Goal of the exercise:
Work out how many lines of the listing hold the string "name". Answer with that number alone.

Listing:

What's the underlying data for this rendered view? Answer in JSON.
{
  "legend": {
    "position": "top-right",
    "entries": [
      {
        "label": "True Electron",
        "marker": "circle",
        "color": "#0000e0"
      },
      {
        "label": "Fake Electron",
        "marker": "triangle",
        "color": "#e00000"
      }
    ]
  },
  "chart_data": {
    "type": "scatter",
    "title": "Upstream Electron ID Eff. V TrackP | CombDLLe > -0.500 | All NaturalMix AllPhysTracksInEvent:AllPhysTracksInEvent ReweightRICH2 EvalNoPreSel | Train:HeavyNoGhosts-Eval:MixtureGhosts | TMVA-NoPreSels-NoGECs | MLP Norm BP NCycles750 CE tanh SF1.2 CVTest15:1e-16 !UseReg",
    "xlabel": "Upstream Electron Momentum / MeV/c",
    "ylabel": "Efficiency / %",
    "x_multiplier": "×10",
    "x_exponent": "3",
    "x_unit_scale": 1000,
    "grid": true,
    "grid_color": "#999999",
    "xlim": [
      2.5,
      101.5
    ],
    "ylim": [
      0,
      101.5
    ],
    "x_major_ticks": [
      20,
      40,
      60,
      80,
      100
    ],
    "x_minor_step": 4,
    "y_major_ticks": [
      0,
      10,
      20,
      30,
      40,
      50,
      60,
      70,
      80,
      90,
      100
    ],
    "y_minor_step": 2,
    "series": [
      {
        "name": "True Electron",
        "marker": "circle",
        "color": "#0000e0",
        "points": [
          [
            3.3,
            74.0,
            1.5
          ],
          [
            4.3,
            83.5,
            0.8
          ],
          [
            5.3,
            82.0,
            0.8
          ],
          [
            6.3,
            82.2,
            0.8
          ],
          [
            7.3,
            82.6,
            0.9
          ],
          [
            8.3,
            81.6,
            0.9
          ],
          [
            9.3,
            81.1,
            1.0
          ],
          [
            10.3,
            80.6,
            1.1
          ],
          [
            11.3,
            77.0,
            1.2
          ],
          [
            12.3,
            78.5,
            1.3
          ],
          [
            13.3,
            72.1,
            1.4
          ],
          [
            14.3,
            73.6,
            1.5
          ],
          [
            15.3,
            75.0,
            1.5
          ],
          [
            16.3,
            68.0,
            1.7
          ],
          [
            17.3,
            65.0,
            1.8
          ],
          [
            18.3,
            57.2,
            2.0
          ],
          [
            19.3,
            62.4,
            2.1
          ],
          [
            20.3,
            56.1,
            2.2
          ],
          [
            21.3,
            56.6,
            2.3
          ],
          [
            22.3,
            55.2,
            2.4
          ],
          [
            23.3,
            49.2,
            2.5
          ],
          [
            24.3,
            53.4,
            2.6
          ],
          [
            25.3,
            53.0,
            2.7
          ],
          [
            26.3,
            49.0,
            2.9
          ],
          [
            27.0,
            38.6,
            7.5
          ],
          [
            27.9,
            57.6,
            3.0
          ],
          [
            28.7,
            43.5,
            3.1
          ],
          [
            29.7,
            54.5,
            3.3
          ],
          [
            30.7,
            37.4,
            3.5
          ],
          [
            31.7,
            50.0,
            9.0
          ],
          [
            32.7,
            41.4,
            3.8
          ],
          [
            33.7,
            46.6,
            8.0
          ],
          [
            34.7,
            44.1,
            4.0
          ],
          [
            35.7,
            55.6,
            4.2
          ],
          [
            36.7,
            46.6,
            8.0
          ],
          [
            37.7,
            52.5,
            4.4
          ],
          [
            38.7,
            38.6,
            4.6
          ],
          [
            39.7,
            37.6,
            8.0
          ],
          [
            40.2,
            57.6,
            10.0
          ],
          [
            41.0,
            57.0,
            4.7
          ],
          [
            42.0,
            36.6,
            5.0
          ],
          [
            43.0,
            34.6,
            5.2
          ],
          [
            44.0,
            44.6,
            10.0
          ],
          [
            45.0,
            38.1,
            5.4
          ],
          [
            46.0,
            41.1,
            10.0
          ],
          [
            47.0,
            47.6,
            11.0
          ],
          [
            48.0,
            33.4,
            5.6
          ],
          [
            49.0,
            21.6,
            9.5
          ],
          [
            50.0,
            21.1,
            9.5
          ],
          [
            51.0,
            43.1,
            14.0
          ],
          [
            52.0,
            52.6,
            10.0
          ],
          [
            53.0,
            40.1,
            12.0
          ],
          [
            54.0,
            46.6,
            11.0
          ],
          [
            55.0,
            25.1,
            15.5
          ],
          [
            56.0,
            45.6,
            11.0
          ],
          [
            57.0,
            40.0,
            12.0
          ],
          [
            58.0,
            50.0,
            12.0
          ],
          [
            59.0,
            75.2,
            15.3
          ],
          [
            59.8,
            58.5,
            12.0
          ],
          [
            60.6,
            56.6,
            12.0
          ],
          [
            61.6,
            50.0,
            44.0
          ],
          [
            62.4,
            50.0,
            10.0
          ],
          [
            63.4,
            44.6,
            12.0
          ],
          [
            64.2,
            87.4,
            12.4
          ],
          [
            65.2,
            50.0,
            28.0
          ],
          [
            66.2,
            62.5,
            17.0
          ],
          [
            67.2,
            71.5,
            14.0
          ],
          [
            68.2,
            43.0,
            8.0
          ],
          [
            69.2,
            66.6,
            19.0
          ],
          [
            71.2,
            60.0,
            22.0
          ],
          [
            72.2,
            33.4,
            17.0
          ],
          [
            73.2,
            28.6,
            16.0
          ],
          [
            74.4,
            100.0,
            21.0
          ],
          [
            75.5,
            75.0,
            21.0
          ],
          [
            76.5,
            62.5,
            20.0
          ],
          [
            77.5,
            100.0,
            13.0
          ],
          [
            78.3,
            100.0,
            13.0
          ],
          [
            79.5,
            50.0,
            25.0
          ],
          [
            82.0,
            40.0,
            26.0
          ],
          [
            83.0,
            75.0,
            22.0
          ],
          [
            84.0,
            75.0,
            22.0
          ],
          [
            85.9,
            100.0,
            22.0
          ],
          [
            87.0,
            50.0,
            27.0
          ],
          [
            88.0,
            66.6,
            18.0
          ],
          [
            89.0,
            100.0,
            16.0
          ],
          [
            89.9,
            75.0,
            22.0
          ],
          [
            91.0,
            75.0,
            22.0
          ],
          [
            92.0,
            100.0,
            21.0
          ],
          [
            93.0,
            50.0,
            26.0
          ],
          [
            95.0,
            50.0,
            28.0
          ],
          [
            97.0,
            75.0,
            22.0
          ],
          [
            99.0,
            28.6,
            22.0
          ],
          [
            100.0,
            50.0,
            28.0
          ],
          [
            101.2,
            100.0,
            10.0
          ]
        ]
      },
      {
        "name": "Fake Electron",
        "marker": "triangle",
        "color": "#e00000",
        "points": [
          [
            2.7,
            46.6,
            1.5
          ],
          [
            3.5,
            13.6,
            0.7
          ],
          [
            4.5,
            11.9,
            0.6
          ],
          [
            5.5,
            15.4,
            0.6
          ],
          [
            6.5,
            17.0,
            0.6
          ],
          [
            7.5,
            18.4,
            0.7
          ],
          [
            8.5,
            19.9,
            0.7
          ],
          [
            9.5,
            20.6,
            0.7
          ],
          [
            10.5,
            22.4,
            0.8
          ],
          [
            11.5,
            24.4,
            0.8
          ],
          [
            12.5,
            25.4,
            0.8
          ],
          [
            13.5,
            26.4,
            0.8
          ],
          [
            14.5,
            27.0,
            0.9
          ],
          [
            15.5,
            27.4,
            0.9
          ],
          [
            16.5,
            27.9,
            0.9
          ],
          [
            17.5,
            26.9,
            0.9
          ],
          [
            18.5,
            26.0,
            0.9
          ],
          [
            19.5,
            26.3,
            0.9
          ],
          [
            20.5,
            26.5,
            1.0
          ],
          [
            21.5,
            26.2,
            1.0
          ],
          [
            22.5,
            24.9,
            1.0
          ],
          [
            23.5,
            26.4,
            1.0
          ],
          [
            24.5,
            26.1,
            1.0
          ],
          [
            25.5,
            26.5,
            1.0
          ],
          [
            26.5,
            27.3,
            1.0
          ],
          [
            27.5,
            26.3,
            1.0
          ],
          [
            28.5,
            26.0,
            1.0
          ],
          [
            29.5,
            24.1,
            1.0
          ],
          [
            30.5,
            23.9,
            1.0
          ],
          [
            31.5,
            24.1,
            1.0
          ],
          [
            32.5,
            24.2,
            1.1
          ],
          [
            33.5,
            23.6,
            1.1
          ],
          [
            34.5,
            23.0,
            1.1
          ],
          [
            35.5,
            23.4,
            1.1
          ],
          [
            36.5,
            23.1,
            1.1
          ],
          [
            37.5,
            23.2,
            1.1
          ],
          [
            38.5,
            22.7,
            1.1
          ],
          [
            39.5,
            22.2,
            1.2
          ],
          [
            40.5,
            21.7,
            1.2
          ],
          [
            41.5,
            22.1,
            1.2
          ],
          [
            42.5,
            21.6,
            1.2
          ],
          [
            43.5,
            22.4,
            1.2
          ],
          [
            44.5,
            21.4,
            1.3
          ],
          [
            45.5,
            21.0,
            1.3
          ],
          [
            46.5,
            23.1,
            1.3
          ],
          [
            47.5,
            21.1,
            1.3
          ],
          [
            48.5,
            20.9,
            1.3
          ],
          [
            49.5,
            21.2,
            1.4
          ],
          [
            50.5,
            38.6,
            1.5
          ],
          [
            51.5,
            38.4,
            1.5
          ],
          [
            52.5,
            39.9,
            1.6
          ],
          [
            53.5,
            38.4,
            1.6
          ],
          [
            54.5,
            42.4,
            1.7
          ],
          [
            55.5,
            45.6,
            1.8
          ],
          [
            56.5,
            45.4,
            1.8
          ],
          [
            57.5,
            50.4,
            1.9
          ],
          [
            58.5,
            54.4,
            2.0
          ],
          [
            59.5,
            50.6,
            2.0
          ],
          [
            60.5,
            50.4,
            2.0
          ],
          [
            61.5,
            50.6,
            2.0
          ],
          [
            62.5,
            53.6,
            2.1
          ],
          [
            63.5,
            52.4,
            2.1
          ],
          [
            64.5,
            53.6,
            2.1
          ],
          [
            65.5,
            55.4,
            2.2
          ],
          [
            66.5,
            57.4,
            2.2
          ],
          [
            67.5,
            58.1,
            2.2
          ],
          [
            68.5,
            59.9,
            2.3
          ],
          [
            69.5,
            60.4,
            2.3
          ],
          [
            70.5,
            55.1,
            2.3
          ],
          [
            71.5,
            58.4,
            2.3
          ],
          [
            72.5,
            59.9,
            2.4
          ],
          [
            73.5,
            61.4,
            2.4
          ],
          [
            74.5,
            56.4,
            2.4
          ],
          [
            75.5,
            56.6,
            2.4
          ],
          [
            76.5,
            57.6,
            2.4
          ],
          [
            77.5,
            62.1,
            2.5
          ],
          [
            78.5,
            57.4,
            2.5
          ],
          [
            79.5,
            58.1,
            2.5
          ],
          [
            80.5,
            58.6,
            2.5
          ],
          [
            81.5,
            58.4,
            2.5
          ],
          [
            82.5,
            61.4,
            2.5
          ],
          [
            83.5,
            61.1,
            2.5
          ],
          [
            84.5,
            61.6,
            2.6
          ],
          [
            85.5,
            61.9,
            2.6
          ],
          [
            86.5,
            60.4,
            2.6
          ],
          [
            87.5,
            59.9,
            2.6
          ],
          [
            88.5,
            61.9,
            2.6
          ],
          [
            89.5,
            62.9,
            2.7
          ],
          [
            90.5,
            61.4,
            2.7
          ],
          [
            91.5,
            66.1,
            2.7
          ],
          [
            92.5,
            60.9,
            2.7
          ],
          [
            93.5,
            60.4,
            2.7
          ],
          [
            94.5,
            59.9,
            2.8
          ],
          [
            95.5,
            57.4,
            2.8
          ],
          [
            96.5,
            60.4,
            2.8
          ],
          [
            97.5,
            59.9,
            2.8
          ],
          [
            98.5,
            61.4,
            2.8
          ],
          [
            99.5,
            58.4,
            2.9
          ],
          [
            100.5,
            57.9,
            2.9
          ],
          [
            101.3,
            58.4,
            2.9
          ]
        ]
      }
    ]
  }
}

Result of this exercise:
2